• **TASK GOAL**:
Return every entry exactly as written.

• **ROWS**:
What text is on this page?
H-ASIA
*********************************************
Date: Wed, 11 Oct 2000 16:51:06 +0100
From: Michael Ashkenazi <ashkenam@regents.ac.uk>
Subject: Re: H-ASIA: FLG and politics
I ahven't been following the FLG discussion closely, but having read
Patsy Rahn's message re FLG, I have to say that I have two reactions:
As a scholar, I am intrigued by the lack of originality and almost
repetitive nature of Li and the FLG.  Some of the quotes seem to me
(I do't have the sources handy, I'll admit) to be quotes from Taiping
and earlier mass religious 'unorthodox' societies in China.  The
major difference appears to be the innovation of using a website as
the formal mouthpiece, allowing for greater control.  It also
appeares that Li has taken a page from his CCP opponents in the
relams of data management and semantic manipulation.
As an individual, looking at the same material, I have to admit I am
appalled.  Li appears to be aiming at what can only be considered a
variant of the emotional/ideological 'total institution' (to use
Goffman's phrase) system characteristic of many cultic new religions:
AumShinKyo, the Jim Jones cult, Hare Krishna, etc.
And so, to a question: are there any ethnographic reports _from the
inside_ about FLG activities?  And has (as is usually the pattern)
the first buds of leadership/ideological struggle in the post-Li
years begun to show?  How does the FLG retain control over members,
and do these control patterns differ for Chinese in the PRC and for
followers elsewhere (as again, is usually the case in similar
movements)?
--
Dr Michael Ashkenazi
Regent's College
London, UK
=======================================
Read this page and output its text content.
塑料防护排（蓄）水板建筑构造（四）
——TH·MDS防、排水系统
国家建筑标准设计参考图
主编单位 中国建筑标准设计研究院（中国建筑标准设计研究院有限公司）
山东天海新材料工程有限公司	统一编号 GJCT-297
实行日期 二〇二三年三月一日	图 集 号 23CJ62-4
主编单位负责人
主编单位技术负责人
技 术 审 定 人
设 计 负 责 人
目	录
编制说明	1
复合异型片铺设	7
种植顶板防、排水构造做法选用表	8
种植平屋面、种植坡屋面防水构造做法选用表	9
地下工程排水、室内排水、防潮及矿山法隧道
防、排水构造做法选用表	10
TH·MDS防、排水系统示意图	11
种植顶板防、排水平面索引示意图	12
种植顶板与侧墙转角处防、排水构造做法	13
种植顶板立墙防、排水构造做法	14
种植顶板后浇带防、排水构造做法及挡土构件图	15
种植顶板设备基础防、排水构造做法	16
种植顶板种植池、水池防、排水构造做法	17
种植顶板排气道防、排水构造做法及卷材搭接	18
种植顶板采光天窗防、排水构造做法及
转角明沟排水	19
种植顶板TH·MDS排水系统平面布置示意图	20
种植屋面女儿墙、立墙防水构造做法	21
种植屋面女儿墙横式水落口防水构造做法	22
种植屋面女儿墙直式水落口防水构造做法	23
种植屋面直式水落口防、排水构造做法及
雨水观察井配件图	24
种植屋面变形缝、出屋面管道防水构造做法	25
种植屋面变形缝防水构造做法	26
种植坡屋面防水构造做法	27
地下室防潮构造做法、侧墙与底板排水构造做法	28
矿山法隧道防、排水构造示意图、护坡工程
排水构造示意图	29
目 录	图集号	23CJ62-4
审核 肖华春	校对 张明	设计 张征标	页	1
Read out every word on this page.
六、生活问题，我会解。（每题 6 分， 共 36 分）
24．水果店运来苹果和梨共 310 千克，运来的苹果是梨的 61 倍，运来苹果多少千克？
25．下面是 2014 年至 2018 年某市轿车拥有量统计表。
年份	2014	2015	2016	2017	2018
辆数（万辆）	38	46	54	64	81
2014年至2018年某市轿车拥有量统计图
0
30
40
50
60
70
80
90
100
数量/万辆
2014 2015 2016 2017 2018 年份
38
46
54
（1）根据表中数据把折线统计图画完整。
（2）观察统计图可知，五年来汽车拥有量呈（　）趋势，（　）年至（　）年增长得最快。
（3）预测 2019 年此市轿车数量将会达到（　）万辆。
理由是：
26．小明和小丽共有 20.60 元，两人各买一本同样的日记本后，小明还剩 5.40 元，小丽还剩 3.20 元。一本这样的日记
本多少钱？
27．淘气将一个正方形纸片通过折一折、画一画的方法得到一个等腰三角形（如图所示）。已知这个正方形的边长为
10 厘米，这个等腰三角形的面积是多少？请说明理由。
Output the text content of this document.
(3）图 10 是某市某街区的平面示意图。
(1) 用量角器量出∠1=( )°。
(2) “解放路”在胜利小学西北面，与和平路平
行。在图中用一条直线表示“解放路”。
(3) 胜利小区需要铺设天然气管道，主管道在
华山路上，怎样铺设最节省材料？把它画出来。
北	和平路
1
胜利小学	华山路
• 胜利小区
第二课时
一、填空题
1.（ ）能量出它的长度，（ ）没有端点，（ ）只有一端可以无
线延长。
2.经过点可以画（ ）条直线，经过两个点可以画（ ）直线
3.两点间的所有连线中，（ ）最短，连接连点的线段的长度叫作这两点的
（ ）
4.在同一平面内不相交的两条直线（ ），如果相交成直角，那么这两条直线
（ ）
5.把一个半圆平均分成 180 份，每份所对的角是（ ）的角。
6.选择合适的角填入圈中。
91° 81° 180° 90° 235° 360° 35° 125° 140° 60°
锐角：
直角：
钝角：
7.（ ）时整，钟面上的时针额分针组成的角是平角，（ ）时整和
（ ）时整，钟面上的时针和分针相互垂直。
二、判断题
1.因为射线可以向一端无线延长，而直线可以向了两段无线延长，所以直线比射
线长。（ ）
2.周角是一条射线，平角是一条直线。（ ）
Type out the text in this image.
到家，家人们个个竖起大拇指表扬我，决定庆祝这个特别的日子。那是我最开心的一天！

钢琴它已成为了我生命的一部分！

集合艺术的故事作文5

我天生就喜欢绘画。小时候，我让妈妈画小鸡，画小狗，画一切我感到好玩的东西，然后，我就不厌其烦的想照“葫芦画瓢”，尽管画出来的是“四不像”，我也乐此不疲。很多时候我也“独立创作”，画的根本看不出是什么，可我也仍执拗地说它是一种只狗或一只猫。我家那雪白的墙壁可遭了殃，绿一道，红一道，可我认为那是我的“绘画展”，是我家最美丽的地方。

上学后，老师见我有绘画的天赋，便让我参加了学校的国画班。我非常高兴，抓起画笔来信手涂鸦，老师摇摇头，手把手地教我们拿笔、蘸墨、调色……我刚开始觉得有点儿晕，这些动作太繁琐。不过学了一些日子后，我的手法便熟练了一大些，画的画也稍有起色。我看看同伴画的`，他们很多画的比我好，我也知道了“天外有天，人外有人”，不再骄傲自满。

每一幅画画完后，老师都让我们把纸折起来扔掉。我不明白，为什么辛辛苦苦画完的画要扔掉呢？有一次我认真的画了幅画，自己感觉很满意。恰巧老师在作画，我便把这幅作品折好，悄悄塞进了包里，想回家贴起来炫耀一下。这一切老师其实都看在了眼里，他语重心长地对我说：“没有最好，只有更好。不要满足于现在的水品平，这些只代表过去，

• **EXPECTED ANSWER**:
What text is on this page?
H-ASIA
*********************************************
Date: Wed, 11 Oct 2000 16:51:06 +0100
From: Michael Ashkenazi <ashkenam@regents.ac.uk>
Subject: Re: H-ASIA: FLG and politics
I ahven't been following the FLG discussion closely, but having read
Patsy Rahn's message re FLG, I have to say that I have two reactions:
As a scholar, I am intrigued by the lack of originality and almost
repetitive nature of Li and the FLG.  Some of the quotes seem to me
(I do't have the sources handy, I'll admit) to be quotes from Taiping
and earlier mass religious 'unorthodox' societies in China.  The
major difference appears to be the innovation of using a website as
the formal mouthpiece, allowing for greater control.  It also
appeares that Li has taken a page from his CCP opponents in the
relams of data management and semantic manipulation.
As an individual, looking at the same material, I have to admit I am
appalled.  Li appears to be aiming at what can only be considered a
variant of the emotional/ideological 'total institution' (to use
Goffman's phrase) system characteristic of many cultic new religions:
AumShinKyo, the Jim Jones cult, Hare Krishna, etc.
And so, to a question: are there any ethnographic reports _from the
inside_ about FLG activities?  And has (as is usually the pattern)
the first buds of leadership/ideological struggle in the post-Li
years begun to show?  How does the FLG retain control over members,
and do these control patterns differ for Chinese in the PRC and for
followers elsewhere (as again, is usually the case in similar
movements)?
--
Dr Michael Ashkenazi
Regent's College
London, UK
=======================================
Read this page and output its text content.
塑料防护排（蓄）水板建筑构造（四）
——TH·MDS防、排水系统
国家建筑标准设计参考图
主编单位 中国建筑标准设计研究院（中国建筑标准设计研究院有限公司）
山东天海新材料工程有限公司	统一编号 GJCT-297
实行日期 二〇二三年三月一日	图 集 号 23CJ62-4
主编单位负责人
主编单位技术负责人
技 术 审 定 人
设 计 负 责 人
目	录
编制说明	1
复合异型片铺设	7
种植顶板防、排水构造做法选用表	8
种植平屋面、种植坡屋面防水构造做法选用表	9
地下工程排水、室内排水、防潮及矿山法隧道
防、排水构造做法选用表	10
TH·MDS防、排水系统示意图	11
种植顶板防、排水平面索引示意图	12
种植顶板与侧墙转角处防、排水构造做法	13
种植顶板立墙防、排水构造做法	14
种植顶板后浇带防、排水构造做法及挡土构件图	15
种植顶板设备基础防、排水构造做法	16
种植顶板种植池、水池防、排水构造做法	17
种植顶板排气道防、排水构造做法及卷材搭接	18
种植顶板采光天窗防、排水构造做法及
转角明沟排水	19
种植顶板TH·MDS排水系统平面布置示意图	20
种植屋面女儿墙、立墙防水构造做法	21
种植屋面女儿墙横式水落口防水构造做法	22
种植屋面女儿墙直式水落口防水构造做法	23
种植屋面直式水落口防、排水构造做法及
雨水观察井配件图	24
种植屋面变形缝、出屋面管道防水构造做法	25
种植屋面变形缝防水构造做法	26
种植坡屋面防水构造做法	27
地下室防潮构造做法、侧墙与底板排水构造做法	28
矿山法隧道防、排水构造示意图、护坡工程
排水构造示意图	29
目 录	图集号	23CJ62-4
审核 肖华春	校对 张明	设计 张征标	页	1
Read out every word on this page.
六、生活问题，我会解。（每题 6 分， 共 36 分）
24．水果店运来苹果和梨共 310 千克，运来的苹果是梨的 61 倍，运来苹果多少千克？
25．下面是 2014 年至 2018 年某市轿车拥有量统计表。
年份	2014	2015	2016	2017	2018
辆数（万辆）	38	46	54	64	81
2014年至2018年某市轿车拥有量统计图
0
30
40
50
60
70
80
90
100
数量/万辆
2014 2015 2016 2017 2018 年份
38
46
54
（1）根据表中数据把折线统计图画完整。
（2）观察统计图可知，五年来汽车拥有量呈（　）趋势，（　）年至（　）年增长得最快。
（3）预测 2019 年此市轿车数量将会达到（　）万辆。
理由是：
26．小明和小丽共有 20.60 元，两人各买一本同样的日记本后，小明还剩 5.40 元，小丽还剩 3.20 元。一本这样的日记
本多少钱？
27．淘气将一个正方形纸片通过折一折、画一画的方法得到一个等腰三角形（如图所示）。已知这个正方形的边长为
10 厘米，这个等腰三角形的面积是多少？请说明理由。
Output the text content of this document.
(3）图 10 是某市某街区的平面示意图。
(1) 用量角器量出∠1=( )°。
(2) “解放路”在胜利小学西北面，与和平路平
行。在图中用一条直线表示“解放路”。
(3) 胜利小区需要铺设天然气管道，主管道在
华山路上，怎样铺设最节省材料？把它画出来。
北	和平路
1
胜利小学	华山路
• 胜利小区
第二课时
一、填空题
1.（ ）能量出它的长度，（ ）没有端点，（ ）只有一端可以无
线延长。
2.经过点可以画（ ）条直线，经过两个点可以画（ ）直线
3.两点间的所有连线中，（ ）最短，连接连点的线段的长度叫作这两点的
（ ）
4.在同一平面内不相交的两条直线（ ），如果相交成直角，那么这两条直线
（ ）
5.把一个半圆平均分成 180 份，每份所对的角是（ ）的角。
6.选择合适的角填入圈中。
91° 81° 180° 90° 235° 360° 35° 125° 140° 60°
锐角：
直角：
钝角：
7.（ ）时整，钟面上的时针额分针组成的角是平角，（ ）时整和
（ ）时整，钟面上的时针和分针相互垂直。
二、判断题
1.因为射线可以向一端无线延长，而直线可以向了两段无线延长，所以直线比射
线长。（ ）
2.周角是一条射线，平角是一条直线。（ ）
Type out the text in this image.
到家，家人们个个竖起大拇指表扬我，决定庆祝这个特别的日子。那是我最开心的一天！

钢琴它已成为了我生命的一部分！

集合艺术的故事作文5

我天生就喜欢绘画。小时候，我让妈妈画小鸡，画小狗，画一切我感到好玩的东西，然后，我就不厌其烦的想照“葫芦画瓢”，尽管画出来的是“四不像”，我也乐此不疲。很多时候我也“独立创作”，画的根本看不出是什么，可我也仍执拗地说它是一种只狗或一只猫。我家那雪白的墙壁可遭了殃，绿一道，红一道，可我认为那是我的“绘画展”，是我家最美丽的地方。

上学后，老师见我有绘画的天赋，便让我参加了学校的国画班。我非常高兴，抓起画笔来信手涂鸦，老师摇摇头，手把手地教我们拿笔、蘸墨、调色……我刚开始觉得有点儿晕，这些动作太繁琐。不过学了一些日子后，我的手法便熟练了一大些，画的画也稍有起色。我看看同伴画的`，他们很多画的比我好，我也知道了“天外有天，人外有人”，不再骄傲自满。

每一幅画画完后，老师都让我们把纸折起来扔掉。我不明白，为什么辛辛苦苦画完的画要扔掉呢？有一次我认真的画了幅画，自己感觉很满意。恰巧老师在作画，我便把这幅作品折好，悄悄塞进了包里，想回家贴起来炫耀一下。这一切老师其实都看在了眼里，他语重心长地对我说：“没有最好，只有更好。不要满足于现在的水品平，这些只代表过去，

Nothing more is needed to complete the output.